• **DATA SUPPLIED**:
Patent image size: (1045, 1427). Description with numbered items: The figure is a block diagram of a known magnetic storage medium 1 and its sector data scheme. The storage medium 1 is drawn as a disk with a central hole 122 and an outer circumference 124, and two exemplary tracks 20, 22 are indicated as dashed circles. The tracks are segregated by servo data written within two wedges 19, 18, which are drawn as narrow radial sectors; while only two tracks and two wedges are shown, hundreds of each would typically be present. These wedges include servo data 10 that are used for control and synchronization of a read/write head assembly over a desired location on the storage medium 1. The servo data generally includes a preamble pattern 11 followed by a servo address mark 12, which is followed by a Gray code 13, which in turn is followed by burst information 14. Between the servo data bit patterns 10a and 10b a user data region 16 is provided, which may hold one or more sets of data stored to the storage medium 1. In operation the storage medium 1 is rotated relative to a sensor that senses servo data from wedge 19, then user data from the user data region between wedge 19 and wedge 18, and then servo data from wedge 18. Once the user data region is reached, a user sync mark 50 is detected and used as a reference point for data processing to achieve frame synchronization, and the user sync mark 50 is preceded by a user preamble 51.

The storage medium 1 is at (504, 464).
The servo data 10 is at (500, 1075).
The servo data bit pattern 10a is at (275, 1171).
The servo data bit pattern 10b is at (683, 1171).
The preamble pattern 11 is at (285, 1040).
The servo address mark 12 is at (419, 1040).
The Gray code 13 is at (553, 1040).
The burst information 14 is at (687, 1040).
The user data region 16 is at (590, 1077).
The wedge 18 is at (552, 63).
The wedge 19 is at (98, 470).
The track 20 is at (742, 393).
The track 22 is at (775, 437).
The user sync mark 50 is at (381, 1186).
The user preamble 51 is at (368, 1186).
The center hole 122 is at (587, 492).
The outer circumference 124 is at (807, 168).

• **REQUIRED TASK**:
Copy the material above again, swapping "disk" for "platter" wherever it appears and leaving everything else unchanged.

• **SOLUTION**:
Patent image size: (1045, 1427). Description with numbered items: The figure is a block diagram of a known magnetic storage medium 1 and its sector data scheme. The storage medium 1 is drawn as a platter with a central hole 122 and an outer circumference 124, and two exemplary tracks 20, 22 are indicated as dashed circles. The tracks are segregated by servo data written within two wedges 19, 18, which are drawn as narrow radial sectors; while only two tracks and two wedges are shown, hundreds of each would typically be present. These wedges include servo data 10 that are used for control and synchronization of a read/write head assembly over a desired location on the storage medium 1. The servo data generally includes a preamble pattern 11 followed by a servo address mark 12, which is followed by a Gray code 13, which in turn is followed by burst information 14. Between the servo data bit patterns 10a and 10b a user data region 16 is provided, which may hold one or more sets of data stored to the storage medium 1. In operation the storage medium 1 is rotated relative to a sensor that senses servo data from wedge 19, then user data from the user data region between wedge 19 and wedge 18, and then servo data from wedge 18. Once the user data region is reached, a user sync mark 50 is detected and used as a reference point for data processing to achieve frame synchronization, and the user sync mark 50 is preceded by a user preamble 51.

The storage medium 1 is at (504, 464).
The servo data 10 is at (500, 1075).
The servo data bit pattern 10a is at (275, 1171).
The servo data bit pattern 10b is at (683, 1171).
The preamble pattern 11 is at (285, 1040).
The servo address mark 12 is at (419, 1040).
The Gray code 13 is at (553, 1040).
The burst information 14 is at (687, 1040).
The user data region 16 is at (590, 1077).
The wedge 18 is at (552, 63).
The wedge 19 is at (98, 470).
The track 20 is at (742, 393).
The track 22 is at (775, 437).
The user sync mark 50 is at (381, 1186).
The user preamble 51 is at (368, 1186).
The center hole 122 is at (587, 492).
The outer circumference 124 is at (807, 168).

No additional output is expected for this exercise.